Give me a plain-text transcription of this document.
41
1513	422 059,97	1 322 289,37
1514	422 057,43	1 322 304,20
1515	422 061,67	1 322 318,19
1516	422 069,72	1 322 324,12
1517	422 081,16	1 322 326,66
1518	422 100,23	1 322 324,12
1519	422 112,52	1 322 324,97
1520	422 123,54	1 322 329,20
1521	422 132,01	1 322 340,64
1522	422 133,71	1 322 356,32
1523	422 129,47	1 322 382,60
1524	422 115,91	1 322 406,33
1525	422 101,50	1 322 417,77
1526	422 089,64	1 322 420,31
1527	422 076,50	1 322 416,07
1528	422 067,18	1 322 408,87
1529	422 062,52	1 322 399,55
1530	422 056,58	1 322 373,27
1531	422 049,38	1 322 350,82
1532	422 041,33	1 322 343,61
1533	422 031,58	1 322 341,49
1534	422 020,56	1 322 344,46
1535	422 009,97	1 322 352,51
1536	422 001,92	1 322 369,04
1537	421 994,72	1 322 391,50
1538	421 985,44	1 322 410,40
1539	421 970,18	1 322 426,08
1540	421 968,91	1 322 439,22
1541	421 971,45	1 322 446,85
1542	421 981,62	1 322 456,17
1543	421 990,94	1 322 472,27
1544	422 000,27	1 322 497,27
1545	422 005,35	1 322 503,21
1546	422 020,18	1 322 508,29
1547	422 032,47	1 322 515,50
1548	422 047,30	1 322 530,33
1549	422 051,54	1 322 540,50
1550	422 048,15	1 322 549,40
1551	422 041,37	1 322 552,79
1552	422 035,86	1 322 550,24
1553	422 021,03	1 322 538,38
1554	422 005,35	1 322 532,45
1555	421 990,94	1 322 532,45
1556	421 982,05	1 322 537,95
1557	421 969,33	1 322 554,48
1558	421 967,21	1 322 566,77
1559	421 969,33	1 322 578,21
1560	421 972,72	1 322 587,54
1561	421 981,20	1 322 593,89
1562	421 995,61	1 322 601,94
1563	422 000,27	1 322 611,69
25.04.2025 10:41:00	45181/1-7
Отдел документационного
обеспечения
────────────────────
__Stated task__: Write the whole listing out again. Keep every line exactly as it is.

__Exercise result__:
Give me a plain-text transcription of this document.
41
1513	422 059,97	1 322 289,37
1514	422 057,43	1 322 304,20
1515	422 061,67	1 322 318,19
1516	422 069,72	1 322 324,12
1517	422 081,16	1 322 326,66
1518	422 100,23	1 322 324,12
1519	422 112,52	1 322 324,97
1520	422 123,54	1 322 329,20
1521	422 132,01	1 322 340,64
1522	422 133,71	1 322 356,32
1523	422 129,47	1 322 382,60
1524	422 115,91	1 322 406,33
1525	422 101,50	1 322 417,77
1526	422 089,64	1 322 420,31
1527	422 076,50	1 322 416,07
1528	422 067,18	1 322 408,87
1529	422 062,52	1 322 399,55
1530	422 056,58	1 322 373,27
1531	422 049,38	1 322 350,82
1532	422 041,33	1 322 343,61
1533	422 031,58	1 322 341,49
1534	422 020,56	1 322 344,46
1535	422 009,97	1 322 352,51
1536	422 001,92	1 322 369,04
1537	421 994,72	1 322 391,50
1538	421 985,44	1 322 410,40
1539	421 970,18	1 322 426,08
1540	421 968,91	1 322 439,22
1541	421 971,45	1 322 446,85
1542	421 981,62	1 322 456,17
1543	421 990,94	1 322 472,27
1544	422 000,27	1 322 497,27
1545	422 005,35	1 322 503,21
1546	422 020,18	1 322 508,29
1547	422 032,47	1 322 515,50
1548	422 047,30	1 322 530,33
1549	422 051,54	1 322 540,50
1550	422 048,15	1 322 549,40
1551	422 041,37	1 322 552,79
1552	422 035,86	1 322 550,24
1553	422 021,03	1 322 538,38
1554	422 005,35	1 322 532,45
1555	421 990,94	1 322 532,45
1556	421 982,05	1 322 537,95
1557	421 969,33	1 322 554,48
1558	421 967,21	1 322 566,77
1559	421 969,33	1 322 578,21
1560	421 972,72	1 322 587,54
1561	421 981,20	1 322 593,89
1562	421 995,61	1 322 601,94
1563	422 000,27	1 322 611,69
25.04.2025 10:41:00	45181/1-7
Отдел документационного
обеспечения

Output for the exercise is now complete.